Pull each line holding "PhoneLayoutInflater" out of the entries below.

===== RECORDS FOR PROCESSING

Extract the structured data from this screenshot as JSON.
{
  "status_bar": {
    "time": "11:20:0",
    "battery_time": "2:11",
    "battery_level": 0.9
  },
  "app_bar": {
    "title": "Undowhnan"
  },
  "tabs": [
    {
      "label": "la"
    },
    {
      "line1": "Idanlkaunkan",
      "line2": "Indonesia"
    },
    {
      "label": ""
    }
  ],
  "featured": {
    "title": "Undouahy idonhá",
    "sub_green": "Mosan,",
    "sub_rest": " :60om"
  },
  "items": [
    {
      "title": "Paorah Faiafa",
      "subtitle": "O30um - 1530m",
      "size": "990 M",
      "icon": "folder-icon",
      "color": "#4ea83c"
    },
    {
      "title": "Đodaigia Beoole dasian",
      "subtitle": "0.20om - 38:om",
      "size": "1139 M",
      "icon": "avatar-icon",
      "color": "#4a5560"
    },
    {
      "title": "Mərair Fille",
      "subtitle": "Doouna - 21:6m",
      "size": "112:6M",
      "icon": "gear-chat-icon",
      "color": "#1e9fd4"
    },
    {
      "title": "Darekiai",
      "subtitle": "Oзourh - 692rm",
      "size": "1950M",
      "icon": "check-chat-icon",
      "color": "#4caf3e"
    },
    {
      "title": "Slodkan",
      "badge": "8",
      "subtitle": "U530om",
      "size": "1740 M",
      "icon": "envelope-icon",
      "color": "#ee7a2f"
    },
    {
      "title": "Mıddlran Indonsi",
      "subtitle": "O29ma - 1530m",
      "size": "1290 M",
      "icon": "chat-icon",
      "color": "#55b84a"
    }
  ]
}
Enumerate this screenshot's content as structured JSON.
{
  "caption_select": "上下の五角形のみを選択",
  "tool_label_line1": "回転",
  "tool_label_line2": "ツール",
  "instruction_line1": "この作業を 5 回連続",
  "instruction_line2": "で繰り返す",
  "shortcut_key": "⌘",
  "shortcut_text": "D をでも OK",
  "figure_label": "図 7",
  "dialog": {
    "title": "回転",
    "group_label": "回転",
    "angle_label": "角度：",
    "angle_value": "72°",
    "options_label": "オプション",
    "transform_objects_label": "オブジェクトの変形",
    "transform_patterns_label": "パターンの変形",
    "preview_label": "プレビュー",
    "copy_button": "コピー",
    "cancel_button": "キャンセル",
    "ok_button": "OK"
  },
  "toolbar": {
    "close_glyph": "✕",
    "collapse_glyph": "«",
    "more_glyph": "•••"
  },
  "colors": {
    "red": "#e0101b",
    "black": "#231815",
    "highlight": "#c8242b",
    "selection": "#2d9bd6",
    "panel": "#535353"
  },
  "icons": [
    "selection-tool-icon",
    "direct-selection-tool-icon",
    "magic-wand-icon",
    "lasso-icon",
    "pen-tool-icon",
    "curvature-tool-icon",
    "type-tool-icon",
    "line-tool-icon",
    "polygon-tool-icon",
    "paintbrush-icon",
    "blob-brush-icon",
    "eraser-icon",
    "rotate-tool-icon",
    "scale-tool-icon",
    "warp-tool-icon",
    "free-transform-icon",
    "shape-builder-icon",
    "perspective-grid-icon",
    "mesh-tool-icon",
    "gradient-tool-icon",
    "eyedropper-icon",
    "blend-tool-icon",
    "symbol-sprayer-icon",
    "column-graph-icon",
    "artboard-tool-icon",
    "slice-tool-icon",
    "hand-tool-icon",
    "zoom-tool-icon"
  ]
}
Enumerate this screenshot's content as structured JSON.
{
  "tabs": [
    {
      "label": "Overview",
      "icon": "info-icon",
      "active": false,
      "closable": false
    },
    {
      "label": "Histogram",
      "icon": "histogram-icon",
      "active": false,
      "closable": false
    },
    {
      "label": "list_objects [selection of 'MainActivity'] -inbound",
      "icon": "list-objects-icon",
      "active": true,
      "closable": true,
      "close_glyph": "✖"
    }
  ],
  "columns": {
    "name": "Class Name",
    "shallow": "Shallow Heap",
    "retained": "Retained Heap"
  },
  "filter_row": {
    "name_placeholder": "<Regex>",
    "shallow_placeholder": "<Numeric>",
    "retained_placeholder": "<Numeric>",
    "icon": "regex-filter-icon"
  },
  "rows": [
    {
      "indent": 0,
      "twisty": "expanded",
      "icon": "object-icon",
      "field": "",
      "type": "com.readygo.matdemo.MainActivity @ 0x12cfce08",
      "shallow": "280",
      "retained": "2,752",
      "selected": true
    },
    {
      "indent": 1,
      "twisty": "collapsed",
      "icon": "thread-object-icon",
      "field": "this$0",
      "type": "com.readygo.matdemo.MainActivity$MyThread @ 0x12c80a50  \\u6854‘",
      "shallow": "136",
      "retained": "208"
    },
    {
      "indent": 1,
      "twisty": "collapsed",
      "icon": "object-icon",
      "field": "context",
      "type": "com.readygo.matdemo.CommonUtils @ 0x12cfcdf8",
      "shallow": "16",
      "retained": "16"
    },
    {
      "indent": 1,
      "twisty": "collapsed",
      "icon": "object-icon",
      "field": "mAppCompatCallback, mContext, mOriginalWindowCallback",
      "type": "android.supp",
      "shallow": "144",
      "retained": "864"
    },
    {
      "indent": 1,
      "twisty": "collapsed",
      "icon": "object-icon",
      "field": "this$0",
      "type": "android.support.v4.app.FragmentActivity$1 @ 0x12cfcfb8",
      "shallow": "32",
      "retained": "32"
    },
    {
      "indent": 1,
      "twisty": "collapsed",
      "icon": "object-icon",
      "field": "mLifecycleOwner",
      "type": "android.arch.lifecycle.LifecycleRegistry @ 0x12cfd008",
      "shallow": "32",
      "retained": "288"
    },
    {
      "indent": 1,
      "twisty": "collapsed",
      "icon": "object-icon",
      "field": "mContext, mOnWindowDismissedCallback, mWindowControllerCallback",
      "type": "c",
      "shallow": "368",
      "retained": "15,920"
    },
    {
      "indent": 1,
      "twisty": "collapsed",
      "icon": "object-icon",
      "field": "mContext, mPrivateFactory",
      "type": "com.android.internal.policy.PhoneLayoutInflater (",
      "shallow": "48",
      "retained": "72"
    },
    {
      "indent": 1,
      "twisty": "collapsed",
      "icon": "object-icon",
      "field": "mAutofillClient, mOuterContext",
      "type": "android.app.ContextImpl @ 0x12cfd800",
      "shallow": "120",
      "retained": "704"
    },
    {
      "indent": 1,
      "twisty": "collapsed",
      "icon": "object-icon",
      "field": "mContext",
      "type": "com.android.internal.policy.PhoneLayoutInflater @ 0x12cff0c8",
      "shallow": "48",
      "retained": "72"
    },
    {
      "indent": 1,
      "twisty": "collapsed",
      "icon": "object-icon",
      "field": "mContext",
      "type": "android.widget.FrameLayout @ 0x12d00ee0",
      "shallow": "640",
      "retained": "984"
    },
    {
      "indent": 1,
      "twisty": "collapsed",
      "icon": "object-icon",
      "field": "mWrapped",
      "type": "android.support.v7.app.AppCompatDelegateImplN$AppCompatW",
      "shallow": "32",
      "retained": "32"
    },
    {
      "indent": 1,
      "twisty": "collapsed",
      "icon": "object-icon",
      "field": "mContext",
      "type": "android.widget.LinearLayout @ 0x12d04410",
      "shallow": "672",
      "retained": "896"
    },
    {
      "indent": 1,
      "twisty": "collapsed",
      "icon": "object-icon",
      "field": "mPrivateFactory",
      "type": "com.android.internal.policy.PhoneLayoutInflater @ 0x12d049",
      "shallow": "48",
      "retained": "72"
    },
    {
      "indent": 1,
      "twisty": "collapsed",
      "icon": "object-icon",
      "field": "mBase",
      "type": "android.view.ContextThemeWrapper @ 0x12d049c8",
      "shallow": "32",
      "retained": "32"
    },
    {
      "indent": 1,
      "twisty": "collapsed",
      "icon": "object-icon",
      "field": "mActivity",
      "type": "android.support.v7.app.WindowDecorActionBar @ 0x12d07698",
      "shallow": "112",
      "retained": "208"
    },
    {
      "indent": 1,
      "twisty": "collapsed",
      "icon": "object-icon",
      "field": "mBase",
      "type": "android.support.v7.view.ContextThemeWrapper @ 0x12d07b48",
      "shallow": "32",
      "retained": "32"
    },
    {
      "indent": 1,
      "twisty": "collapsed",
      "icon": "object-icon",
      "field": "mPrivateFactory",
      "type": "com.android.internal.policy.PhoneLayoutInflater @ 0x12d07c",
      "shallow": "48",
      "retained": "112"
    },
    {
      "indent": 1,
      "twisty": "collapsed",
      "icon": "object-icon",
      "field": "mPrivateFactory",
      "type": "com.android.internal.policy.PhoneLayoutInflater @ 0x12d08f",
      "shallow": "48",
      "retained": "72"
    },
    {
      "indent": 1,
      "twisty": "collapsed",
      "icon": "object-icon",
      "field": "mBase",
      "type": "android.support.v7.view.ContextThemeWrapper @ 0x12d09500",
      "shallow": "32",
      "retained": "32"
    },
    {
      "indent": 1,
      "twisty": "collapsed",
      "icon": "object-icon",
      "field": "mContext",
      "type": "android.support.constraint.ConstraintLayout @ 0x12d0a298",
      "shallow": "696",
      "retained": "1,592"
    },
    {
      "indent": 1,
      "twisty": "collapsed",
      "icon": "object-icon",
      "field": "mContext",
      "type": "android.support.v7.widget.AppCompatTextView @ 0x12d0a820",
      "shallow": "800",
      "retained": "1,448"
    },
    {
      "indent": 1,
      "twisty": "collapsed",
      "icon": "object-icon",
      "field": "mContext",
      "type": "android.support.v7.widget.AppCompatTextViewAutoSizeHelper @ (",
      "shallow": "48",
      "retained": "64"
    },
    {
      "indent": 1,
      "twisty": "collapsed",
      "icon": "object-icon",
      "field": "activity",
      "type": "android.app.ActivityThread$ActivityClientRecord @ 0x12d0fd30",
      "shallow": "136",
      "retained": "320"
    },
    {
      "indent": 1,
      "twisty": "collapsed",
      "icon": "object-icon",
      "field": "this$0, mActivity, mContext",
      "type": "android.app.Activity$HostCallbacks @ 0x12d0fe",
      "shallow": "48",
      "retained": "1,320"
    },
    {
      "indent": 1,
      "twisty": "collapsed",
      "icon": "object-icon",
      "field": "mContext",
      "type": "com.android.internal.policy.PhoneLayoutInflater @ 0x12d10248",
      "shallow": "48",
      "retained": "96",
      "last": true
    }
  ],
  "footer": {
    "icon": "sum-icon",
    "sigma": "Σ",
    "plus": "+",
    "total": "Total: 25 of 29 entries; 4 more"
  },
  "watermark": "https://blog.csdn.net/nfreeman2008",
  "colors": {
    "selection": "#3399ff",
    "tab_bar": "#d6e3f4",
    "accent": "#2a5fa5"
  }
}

==========

_THE REPLY_
      "type": "com.android.internal.policy.PhoneLayoutInflater (",
      "type": "com.android.internal.policy.PhoneLayoutInflater @ 0x12cff0c8",
      "type": "com.android.internal.policy.PhoneLayoutInflater @ 0x12d049",
      "type": "com.android.internal.policy.PhoneLayoutInflater @ 0x12d07c",
      "type": "com.android.internal.policy.PhoneLayoutInflater @ 0x12d08f",
      "type": "com.android.internal.policy.PhoneLayoutInflater @ 0x12d10248",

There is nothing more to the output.